[Figure record extracts]
## Begin

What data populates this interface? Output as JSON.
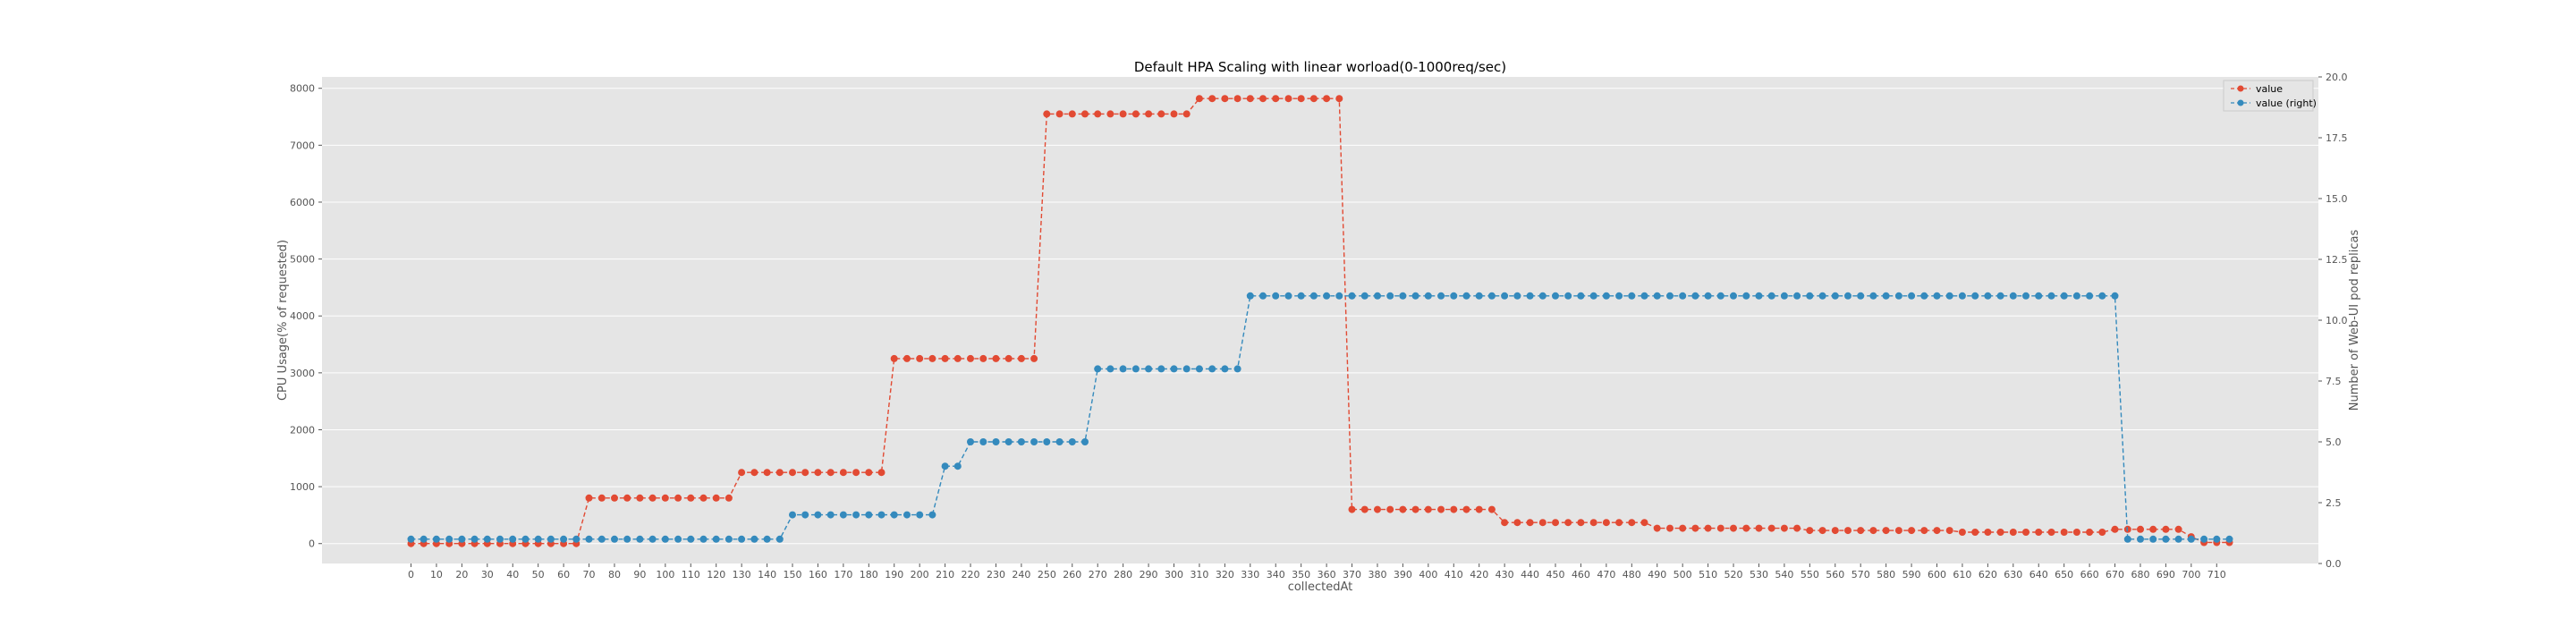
{
  "chart_data": {
    "type": "line",
    "title": "Default HPA Scaling with linear worload(0-1000req/sec)",
    "xlabel": "collectedAt",
    "ylabel_left": "CPU Usage(% of requested)",
    "ylabel_right": "Number of Web-UI pod replicas",
    "x_ticks": [
      "0",
      "10",
      "20",
      "30",
      "40",
      "50",
      "60",
      "70",
      "80",
      "90",
      "100",
      "110",
      "120",
      "130",
      "140",
      "150",
      "160",
      "170",
      "180",
      "190",
      "200",
      "210",
      "220",
      "230",
      "240",
      "250",
      "260",
      "270",
      "280",
      "290",
      "300",
      "310",
      "320",
      "330",
      "340",
      "350",
      "360",
      "370",
      "380",
      "390",
      "400",
      "410",
      "420",
      "430",
      "440",
      "450",
      "460",
      "470",
      "480",
      "490",
      "500",
      "510",
      "520",
      "530",
      "540",
      "550",
      "560",
      "570",
      "580",
      "590",
      "600",
      "610",
      "620",
      "630",
      "640",
      "650",
      "660",
      "670",
      "680",
      "690",
      "700",
      "710"
    ],
    "xlim": [
      -35,
      750
    ],
    "ylim_left": [
      -350,
      8200
    ],
    "ylim_right": [
      0,
      20
    ],
    "y_ticks_left": [
      "0",
      "1000",
      "2000",
      "3000",
      "4000",
      "5000",
      "6000",
      "7000",
      "8000"
    ],
    "y_ticks_right": [
      "0.0",
      "2.5",
      "5.0",
      "7.5",
      "10.0",
      "12.5",
      "15.0",
      "17.5",
      "20.0"
    ],
    "grid": true,
    "legend_position": "top-right",
    "series": [
      {
        "name": "value",
        "axis": "left",
        "color": "#e24a33",
        "style": "dashed",
        "marker": "circle",
        "segments": [
          {
            "from": 0,
            "to": 65,
            "value": 0
          },
          {
            "from": 70,
            "to": 125,
            "value": 800
          },
          {
            "from": 130,
            "to": 185,
            "value": 1250
          },
          {
            "from": 190,
            "to": 245,
            "value": 3250
          },
          {
            "from": 250,
            "to": 305,
            "value": 7550
          },
          {
            "from": 310,
            "to": 365,
            "value": 7820
          },
          {
            "from": 370,
            "to": 425,
            "value": 600
          },
          {
            "from": 430,
            "to": 485,
            "value": 370
          },
          {
            "from": 490,
            "to": 545,
            "value": 270
          },
          {
            "from": 550,
            "to": 605,
            "value": 230
          },
          {
            "from": 610,
            "to": 665,
            "value": 200
          },
          {
            "from": 670,
            "to": 695,
            "value": 250
          },
          {
            "from": 700,
            "to": 700,
            "value": 120
          },
          {
            "from": 705,
            "to": 715,
            "value": 20
          }
        ]
      },
      {
        "name": "value (right)",
        "axis": "right",
        "color": "#348abd",
        "style": "dashed",
        "marker": "circle",
        "segments": [
          {
            "from": 0,
            "to": 145,
            "value": 1
          },
          {
            "from": 150,
            "to": 205,
            "value": 2
          },
          {
            "from": 210,
            "to": 215,
            "value": 4
          },
          {
            "from": 220,
            "to": 265,
            "value": 5
          },
          {
            "from": 270,
            "to": 325,
            "value": 8
          },
          {
            "from": 330,
            "to": 670,
            "value": 11
          },
          {
            "from": 675,
            "to": 715,
            "value": 1
          }
        ]
      }
    ]
  }
}
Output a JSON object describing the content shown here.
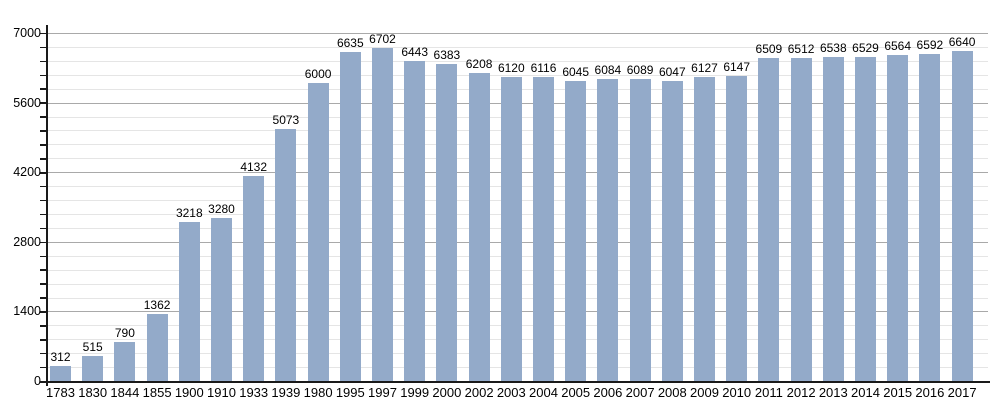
{
  "chart_data": {
    "type": "bar",
    "title": "",
    "xlabel": "",
    "ylabel": "",
    "categories": [
      "1783",
      "1830",
      "1844",
      "1855",
      "1900",
      "1910",
      "1933",
      "1939",
      "1980",
      "1995",
      "1997",
      "1999",
      "2000",
      "2002",
      "2003",
      "2004",
      "2005",
      "2006",
      "2007",
      "2008",
      "2009",
      "2010",
      "2011",
      "2012",
      "2013",
      "2014",
      "2015",
      "2016",
      "2017"
    ],
    "values": [
      312,
      515,
      790,
      1362,
      3218,
      3280,
      4132,
      5073,
      6000,
      6635,
      6702,
      6443,
      6383,
      6208,
      6120,
      6116,
      6045,
      6084,
      6089,
      6047,
      6127,
      6147,
      6509,
      6512,
      6538,
      6529,
      6564,
      6592,
      6640
    ],
    "value_labels_shown": true,
    "ylim": [
      0,
      7000
    ],
    "yticks": [
      0,
      1400,
      2800,
      4200,
      5600,
      7000
    ],
    "major_step": 1400,
    "minor_step": 280,
    "grid": "on",
    "legend": "none",
    "bar_color": "#93aac9",
    "major_grid_color": "#a9a9a9",
    "minor_grid_color": "#e5e5e5",
    "axis_color": "#1a1a1a",
    "label_color": "#000000",
    "background_color": "#ffffff"
  }
}
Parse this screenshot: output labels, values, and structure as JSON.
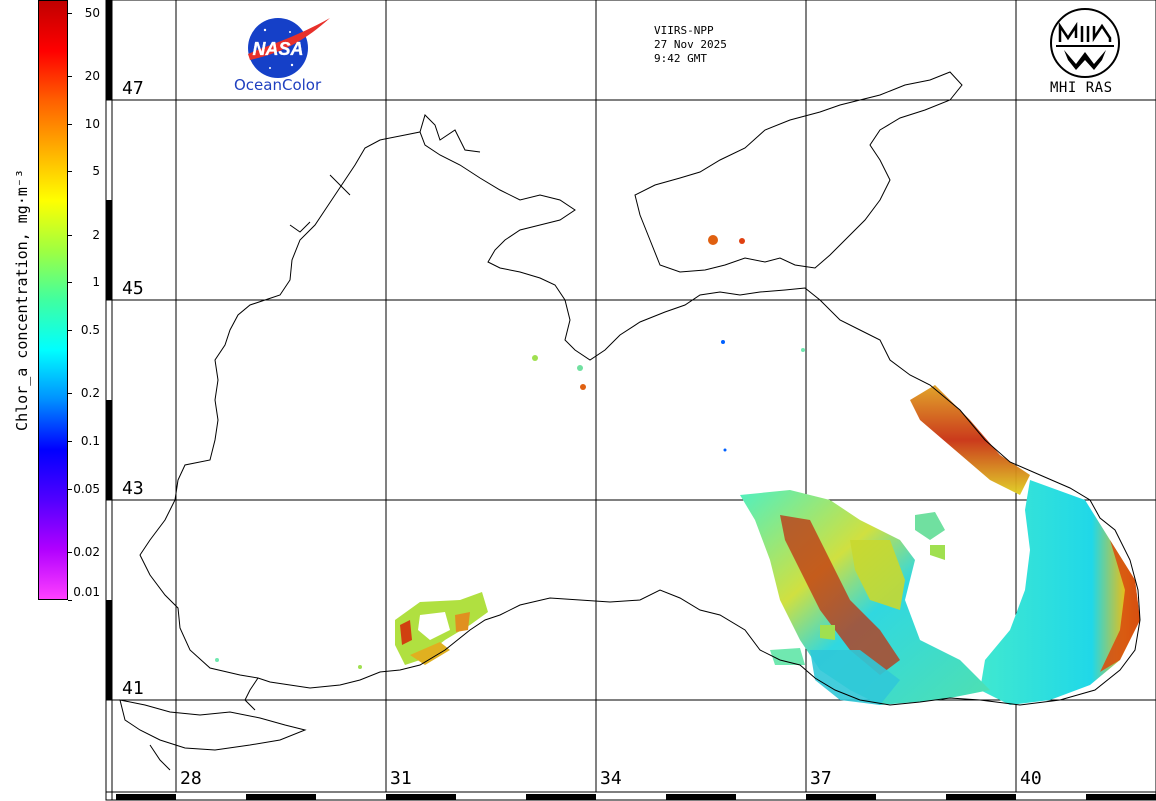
{
  "header": {
    "satellite": "VIIRS-NPP",
    "date": "27 Nov 2025",
    "time": "9:42 GMT"
  },
  "logos": {
    "nasa_text": "NASA",
    "oceancolor_text": "OceanColor",
    "mhi_text": "MHI RAS"
  },
  "colorbar": {
    "title": "Chlor_a concentration, mg·m⁻³",
    "ticks": [
      "50",
      "20",
      "10",
      "5",
      "2",
      "1",
      "0.5",
      "0.2",
      "0.1",
      "0.05",
      "0.02",
      "0.01"
    ],
    "tick_values": [
      50,
      20,
      10,
      5,
      2,
      1,
      0.5,
      0.2,
      0.1,
      0.05,
      0.02,
      0.01
    ],
    "range": [
      0.01,
      60
    ],
    "scale": "log",
    "colors": [
      "#ff40ff",
      "#b000ff",
      "#5000ff",
      "#0000ff",
      "#0090ff",
      "#00ffff",
      "#40ffa0",
      "#a0ff40",
      "#ffff00",
      "#ffb000",
      "#ff6000",
      "#ff0000",
      "#c00000"
    ]
  },
  "map": {
    "latitude_labels": [
      "47",
      "45",
      "43",
      "41"
    ],
    "longitude_labels": [
      "28",
      "31",
      "34",
      "37",
      "40"
    ],
    "land_color": "#ffffff",
    "coastline_color": "#000000"
  }
}
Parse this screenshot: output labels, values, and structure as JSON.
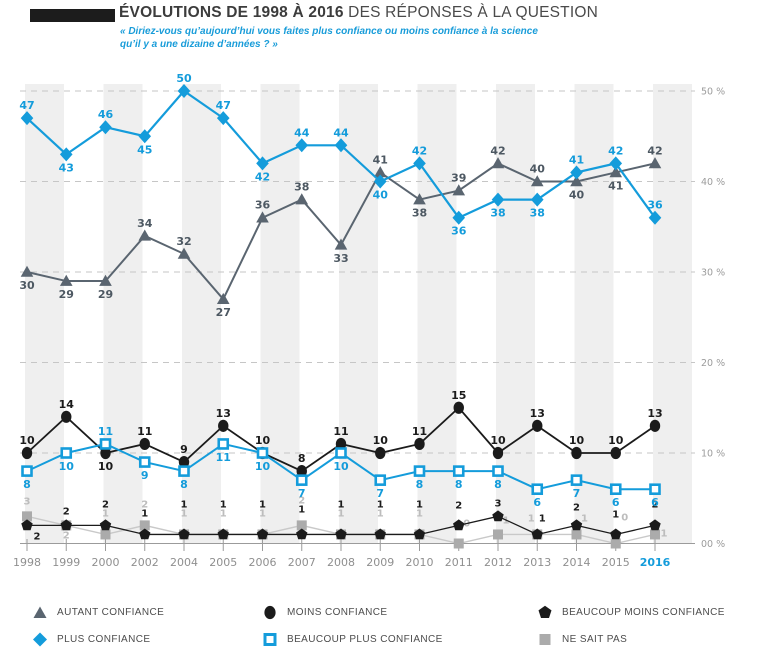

## End

Copy out all the data exactly; skip the pictures.

What data populates this interface? Output as JSON.
{
  "chart_data": {
    "type": "line",
    "title": "Default HPA Scaling with linear worload(0-1000req/sec)",
    "xlabel": "collectedAt",
    "ylabel_left": "CPU Usage(% of requested)",
    "ylabel_right": "Number of Web-UI pod replicas",
    "x_ticks": [
      "0",
      "10",
      "20",
      "30",
      "40",
      "50",
      "60",
      "70",
      "80",
      "90",
      "100",
      "110",
      "120",
      "130",
      "140",
      "150",
      "160",
      "170",
      "180",
      "190",
      "200",
      "210",
      "220",
      "230",
      "240",
      "250",
      "260",
      "270",
      "280",
      "290",
      "300",
      "310",
      "320",
      "330",
      "340",
      "350",
      "360",
      "370",
      "380",
      "390",
      "400",
      "410",
      "420",
      "430",
      "440",
      "450",
      "460",
      "470",
      "480",
      "490",
      "500",
      "510",
      "520",
      "530",
      "540",
      "550",
      "560",
      "570",
      "580",
      "590",
      "600",
      "610",
      "620",
      "630",
      "640",
      "650",
      "660",
      "670",
      "680",
      "690",
      "700",
      "710"
    ],
    "xlim": [
      -35,
      750
    ],
    "ylim_left": [
      -350,
      8200
    ],
    "ylim_right": [
      0,
      20
    ],
    "y_ticks_left": [
      "0",
      "1000",
      "2000",
      "3000",
      "4000",
      "5000",
      "6000",
      "7000",
      "8000"
    ],
    "y_ticks_right": [
      "0.0",
      "2.5",
      "5.0",
      "7.5",
      "10.0",
      "12.5",
      "15.0",
      "17.5",
      "20.0"
    ],
    "grid": true,
    "legend_position": "top-right",
    "series": [
      {
        "name": "value",
        "axis": "left",
        "color": "#e24a33",
        "style": "dashed",
        "marker": "circle",
        "segments": [
          {
            "from": 0,
            "to": 65,
            "value": 0
          },
          {
            "from": 70,
            "to": 125,
            "value": 800
          },
          {
            "from": 130,
            "to": 185,
            "value": 1250
          },
          {
            "from": 190,
            "to": 245,
            "value": 3250
          },
          {
            "from": 250,
            "to": 305,
            "value": 7550
          },
          {
            "from": 310,
            "to": 365,
            "value": 7820
          },
          {
            "from": 370,
            "to": 425,
            "value": 600
          },
          {
            "from": 430,
            "to": 485,
            "value": 370
          },
          {
            "from": 490,
            "to": 545,
            "value": 270
          },
          {
            "from": 550,
            "to": 605,
            "value": 230
          },
          {
            "from": 610,
            "to": 665,
            "value": 200
          },
          {
            "from": 670,
            "to": 695,
            "value": 250
          },
          {
            "from": 700,
            "to": 700,
            "value": 120
          },
          {
            "from": 705,
            "to": 715,
            "value": 20
          }
        ]
      },
      {
        "name": "value (right)",
        "axis": "right",
        "color": "#348abd",
        "style": "dashed",
        "marker": "circle",
        "segments": [
          {
            "from": 0,
            "to": 145,
            "value": 1
          },
          {
            "from": 150,
            "to": 205,
            "value": 2
          },
          {
            "from": 210,
            "to": 215,
            "value": 4
          },
          {
            "from": 220,
            "to": 265,
            "value": 5
          },
          {
            "from": 270,
            "to": 325,
            "value": 8
          },
          {
            "from": 330,
            "to": 670,
            "value": 11
          },
          {
            "from": 675,
            "to": 715,
            "value": 1
          }
        ]
      }
    ]
  }
}
Output a JSON object describing the content shown here.
{
  "chart_data": {
    "type": "bar",
    "title": "",
    "xlabel": "",
    "ylabel": "",
    "categories": [
      "1783",
      "1830",
      "1844",
      "1855",
      "1900",
      "1910",
      "1933",
      "1939",
      "1980",
      "1995",
      "1997",
      "1999",
      "2000",
      "2002",
      "2003",
      "2004",
      "2005",
      "2006",
      "2007",
      "2008",
      "2009",
      "2010",
      "2011",
      "2012",
      "2013",
      "2014",
      "2015",
      "2016",
      "2017"
    ],
    "values": [
      312,
      515,
      790,
      1362,
      3218,
      3280,
      4132,
      5073,
      6000,
      6635,
      6702,
      6443,
      6383,
      6208,
      6120,
      6116,
      6045,
      6084,
      6089,
      6047,
      6127,
      6147,
      6509,
      6512,
      6538,
      6529,
      6564,
      6592,
      6640
    ],
    "value_labels_shown": true,
    "ylim": [
      0,
      7000
    ],
    "yticks": [
      0,
      1400,
      2800,
      4200,
      5600,
      7000
    ],
    "major_step": 1400,
    "minor_step": 280,
    "grid": "on",
    "legend": "none",
    "bar_color": "#93aac9",
    "major_grid_color": "#a9a9a9",
    "minor_grid_color": "#e5e5e5",
    "axis_color": "#1a1a1a",
    "label_color": "#000000",
    "background_color": "#ffffff"
  }
}
Parse this screenshot: output labels, values, and structure as JSON.
{
  "header": {
    "satellite": "VIIRS-NPP",
    "date": "27 Nov 2025",
    "time": "9:42 GMT"
  },
  "logos": {
    "nasa_text": "NASA",
    "oceancolor_text": "OceanColor",
    "mhi_text": "MHI RAS"
  },
  "colorbar": {
    "title": "Chlor_a concentration, mg·m⁻³",
    "ticks": [
      "50",
      "20",
      "10",
      "5",
      "2",
      "1",
      "0.5",
      "0.2",
      "0.1",
      "0.05",
      "0.02",
      "0.01"
    ],
    "tick_values": [
      50,
      20,
      10,
      5,
      2,
      1,
      0.5,
      0.2,
      0.1,
      0.05,
      0.02,
      0.01
    ],
    "range": [
      0.01,
      60
    ],
    "scale": "log",
    "colors": [
      "#ff40ff",
      "#b000ff",
      "#5000ff",
      "#0000ff",
      "#0090ff",
      "#00ffff",
      "#40ffa0",
      "#a0ff40",
      "#ffff00",
      "#ffb000",
      "#ff6000",
      "#ff0000",
      "#c00000"
    ]
  },
  "map": {
    "latitude_labels": [
      "47",
      "45",
      "43",
      "41"
    ],
    "longitude_labels": [
      "28",
      "31",
      "34",
      "37",
      "40"
    ],
    "land_color": "#ffffff",
    "coastline_color": "#000000"
  }
}
Parse this screenshot: output labels, values, and structure as JSON.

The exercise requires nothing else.